--- start ---

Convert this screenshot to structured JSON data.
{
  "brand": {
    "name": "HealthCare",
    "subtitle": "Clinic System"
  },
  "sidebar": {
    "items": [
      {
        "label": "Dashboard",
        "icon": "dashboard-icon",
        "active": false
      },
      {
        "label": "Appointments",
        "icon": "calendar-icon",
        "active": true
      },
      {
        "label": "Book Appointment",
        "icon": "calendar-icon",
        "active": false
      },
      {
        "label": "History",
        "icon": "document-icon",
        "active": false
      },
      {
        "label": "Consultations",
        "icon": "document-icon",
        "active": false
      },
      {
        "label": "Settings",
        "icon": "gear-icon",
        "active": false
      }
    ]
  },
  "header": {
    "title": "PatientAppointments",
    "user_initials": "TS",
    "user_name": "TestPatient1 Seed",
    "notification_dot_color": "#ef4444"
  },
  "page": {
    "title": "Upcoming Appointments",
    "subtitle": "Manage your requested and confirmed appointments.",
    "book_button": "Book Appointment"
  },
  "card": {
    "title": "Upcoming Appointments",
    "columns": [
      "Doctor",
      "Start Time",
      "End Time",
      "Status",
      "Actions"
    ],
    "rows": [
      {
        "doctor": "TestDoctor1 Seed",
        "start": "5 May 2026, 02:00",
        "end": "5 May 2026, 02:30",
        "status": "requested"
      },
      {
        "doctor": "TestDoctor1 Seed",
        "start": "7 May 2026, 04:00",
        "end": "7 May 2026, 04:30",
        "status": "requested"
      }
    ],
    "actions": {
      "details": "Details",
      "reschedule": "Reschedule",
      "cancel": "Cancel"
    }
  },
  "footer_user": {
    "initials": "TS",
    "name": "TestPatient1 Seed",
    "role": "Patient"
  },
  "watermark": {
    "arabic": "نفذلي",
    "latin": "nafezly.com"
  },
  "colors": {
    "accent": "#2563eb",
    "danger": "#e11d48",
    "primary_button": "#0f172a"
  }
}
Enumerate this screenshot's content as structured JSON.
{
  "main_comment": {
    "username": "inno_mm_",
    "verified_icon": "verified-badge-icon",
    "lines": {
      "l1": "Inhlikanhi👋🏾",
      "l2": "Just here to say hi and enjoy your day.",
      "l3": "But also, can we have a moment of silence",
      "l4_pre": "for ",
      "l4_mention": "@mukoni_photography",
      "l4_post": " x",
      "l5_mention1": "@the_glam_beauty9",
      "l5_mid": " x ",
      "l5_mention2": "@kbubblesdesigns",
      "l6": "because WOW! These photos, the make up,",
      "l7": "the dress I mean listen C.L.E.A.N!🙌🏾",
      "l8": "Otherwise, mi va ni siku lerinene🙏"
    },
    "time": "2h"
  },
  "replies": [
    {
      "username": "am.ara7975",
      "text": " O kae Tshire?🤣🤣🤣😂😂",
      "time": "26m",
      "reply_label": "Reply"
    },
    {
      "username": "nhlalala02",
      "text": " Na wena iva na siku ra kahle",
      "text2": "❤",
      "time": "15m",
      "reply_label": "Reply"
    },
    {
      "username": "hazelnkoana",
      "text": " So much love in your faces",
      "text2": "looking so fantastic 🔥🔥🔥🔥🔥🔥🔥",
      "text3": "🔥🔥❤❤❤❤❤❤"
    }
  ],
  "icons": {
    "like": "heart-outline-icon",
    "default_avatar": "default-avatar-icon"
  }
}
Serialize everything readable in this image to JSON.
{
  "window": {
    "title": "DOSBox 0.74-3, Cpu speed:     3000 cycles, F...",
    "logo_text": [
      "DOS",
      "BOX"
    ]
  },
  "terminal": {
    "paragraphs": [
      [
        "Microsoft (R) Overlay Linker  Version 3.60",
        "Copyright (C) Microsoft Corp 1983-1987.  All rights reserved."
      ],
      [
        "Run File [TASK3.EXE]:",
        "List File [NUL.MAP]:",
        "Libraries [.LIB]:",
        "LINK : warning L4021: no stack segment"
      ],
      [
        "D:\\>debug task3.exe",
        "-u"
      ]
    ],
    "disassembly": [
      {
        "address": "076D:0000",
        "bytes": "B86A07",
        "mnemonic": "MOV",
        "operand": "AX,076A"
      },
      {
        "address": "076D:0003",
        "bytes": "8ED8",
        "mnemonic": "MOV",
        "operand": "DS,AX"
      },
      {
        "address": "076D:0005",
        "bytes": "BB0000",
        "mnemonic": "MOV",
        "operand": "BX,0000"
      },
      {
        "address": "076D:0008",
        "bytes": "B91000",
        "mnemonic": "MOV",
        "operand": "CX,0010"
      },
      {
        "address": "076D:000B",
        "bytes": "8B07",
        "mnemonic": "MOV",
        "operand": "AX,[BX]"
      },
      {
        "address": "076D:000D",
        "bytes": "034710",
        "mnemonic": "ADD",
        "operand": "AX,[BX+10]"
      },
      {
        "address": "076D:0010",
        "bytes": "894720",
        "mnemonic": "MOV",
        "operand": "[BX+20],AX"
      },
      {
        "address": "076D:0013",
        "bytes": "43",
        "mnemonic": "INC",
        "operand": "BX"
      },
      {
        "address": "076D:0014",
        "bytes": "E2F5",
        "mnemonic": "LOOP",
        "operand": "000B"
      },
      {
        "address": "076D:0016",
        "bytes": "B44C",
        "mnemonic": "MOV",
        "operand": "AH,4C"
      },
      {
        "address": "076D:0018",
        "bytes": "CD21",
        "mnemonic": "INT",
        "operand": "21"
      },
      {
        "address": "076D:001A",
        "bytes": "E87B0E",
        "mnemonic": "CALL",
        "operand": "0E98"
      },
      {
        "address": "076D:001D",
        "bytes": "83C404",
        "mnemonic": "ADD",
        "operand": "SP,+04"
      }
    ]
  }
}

--- end ---

Repeat the entries shown above, every one, word for word.

Convert this screenshot to structured JSON data.
{
  "brand": {
    "name": "HealthCare",
    "subtitle": "Clinic System"
  },
  "sidebar": {
    "items": [
      {
        "label": "Dashboard",
        "icon": "dashboard-icon",
        "active": false
      },
      {
        "label": "Appointments",
        "icon": "calendar-icon",
        "active": true
      },
      {
        "label": "Book Appointment",
        "icon": "calendar-icon",
        "active": false
      },
      {
        "label": "History",
        "icon": "document-icon",
        "active": false
      },
      {
        "label": "Consultations",
        "icon": "document-icon",
        "active": false
      },
      {
        "label": "Settings",
        "icon": "gear-icon",
        "active": false
      }
    ]
  },
  "header": {
    "title": "PatientAppointments",
    "user_initials": "TS",
    "user_name": "TestPatient1 Seed",
    "notification_dot_color": "#ef4444"
  },
  "page": {
    "title": "Upcoming Appointments",
    "subtitle": "Manage your requested and confirmed appointments.",
    "book_button": "Book Appointment"
  },
  "card": {
    "title": "Upcoming Appointments",
    "columns": [
      "Doctor",
      "Start Time",
      "End Time",
      "Status",
      "Actions"
    ],
    "rows": [
      {
        "doctor": "TestDoctor1 Seed",
        "start": "5 May 2026, 02:00",
        "end": "5 May 2026, 02:30",
        "status": "requested"
      },
      {
        "doctor": "TestDoctor1 Seed",
        "start": "7 May 2026, 04:00",
        "end": "7 May 2026, 04:30",
        "status": "requested"
      }
    ],
    "actions": {
      "details": "Details",
      "reschedule": "Reschedule",
      "cancel": "Cancel"
    }
  },
  "footer_user": {
    "initials": "TS",
    "name": "TestPatient1 Seed",
    "role": "Patient"
  },
  "watermark": {
    "arabic": "نفذلي",
    "latin": "nafezly.com"
  },
  "colors": {
    "accent": "#2563eb",
    "danger": "#e11d48",
    "primary_button": "#0f172a"
  }
}
Enumerate this screenshot's content as structured JSON.
{
  "main_comment": {
    "username": "inno_mm_",
    "verified_icon": "verified-badge-icon",
    "lines": {
      "l1": "Inhlikanhi👋🏾",
      "l2": "Just here to say hi and enjoy your day.",
      "l3": "But also, can we have a moment of silence",
      "l4_pre": "for ",
      "l4_mention": "@mukoni_photography",
      "l4_post": " x",
      "l5_mention1": "@the_glam_beauty9",
      "l5_mid": " x ",
      "l5_mention2": "@kbubblesdesigns",
      "l6": "because WOW! These photos, the make up,",
      "l7": "the dress I mean listen C.L.E.A.N!🙌🏾",
      "l8": "Otherwise, mi va ni siku lerinene🙏"
    },
    "time": "2h"
  },
  "replies": [
    {
      "username": "am.ara7975",
      "text": " O kae Tshire?🤣🤣🤣😂😂",
      "time": "26m",
      "reply_label": "Reply"
    },
    {
      "username": "nhlalala02",
      "text": " Na wena iva na siku ra kahle",
      "text2": "❤",
      "time": "15m",
      "reply_label": "Reply"
    },
    {
      "username": "hazelnkoana",
      "text": " So much love in your faces",
      "text2": "looking so fantastic 🔥🔥🔥🔥🔥🔥🔥",
      "text3": "🔥🔥❤❤❤❤❤❤"
    }
  ],
  "icons": {
    "like": "heart-outline-icon",
    "default_avatar": "default-avatar-icon"
  }
}
Serialize everything readable in this image to JSON.
{
  "window": {
    "title": "DOSBox 0.74-3, Cpu speed:     3000 cycles, F...",
    "logo_text": [
      "DOS",
      "BOX"
    ]
  },
  "terminal": {
    "paragraphs": [
      [
        "Microsoft (R) Overlay Linker  Version 3.60",
        "Copyright (C) Microsoft Corp 1983-1987.  All rights reserved."
      ],
      [
        "Run File [TASK3.EXE]:",
        "List File [NUL.MAP]:",
        "Libraries [.LIB]:",
        "LINK : warning L4021: no stack segment"
      ],
      [
        "D:\\>debug task3.exe",
        "-u"
      ]
    ],
    "disassembly": [
      {
        "address": "076D:0000",
        "bytes": "B86A07",
        "mnemonic": "MOV",
        "operand": "AX,076A"
      },
      {
        "address": "076D:0003",
        "bytes": "8ED8",
        "mnemonic": "MOV",
        "operand": "DS,AX"
      },
      {
        "address": "076D:0005",
        "bytes": "BB0000",
        "mnemonic": "MOV",
        "operand": "BX,0000"
      },
      {
        "address": "076D:0008",
        "bytes": "B91000",
        "mnemonic": "MOV",
        "operand": "CX,0010"
      },
      {
        "address": "076D:000B",
        "bytes": "8B07",
        "mnemonic": "MOV",
        "operand": "AX,[BX]"
      },
      {
        "address": "076D:000D",
        "bytes": "034710",
        "mnemonic": "ADD",
        "operand": "AX,[BX+10]"
      },
      {
        "address": "076D:0010",
        "bytes": "894720",
        "mnemonic": "MOV",
        "operand": "[BX+20],AX"
      },
      {
        "address": "076D:0013",
        "bytes": "43",
        "mnemonic": "INC",
        "operand": "BX"
      },
      {
        "address": "076D:0014",
        "bytes": "E2F5",
        "mnemonic": "LOOP",
        "operand": "000B"
      },
      {
        "address": "076D:0016",
        "bytes": "B44C",
        "mnemonic": "MOV",
        "operand": "AH,4C"
      },
      {
        "address": "076D:0018",
        "bytes": "CD21",
        "mnemonic": "INT",
        "operand": "21"
      },
      {
        "address": "076D:001A",
        "bytes": "E87B0E",
        "mnemonic": "CALL",
        "operand": "0E98"
      },
      {
        "address": "076D:001D",
        "bytes": "83C404",
        "mnemonic": "ADD",
        "operand": "SP,+04"
      }
    ]
  }
}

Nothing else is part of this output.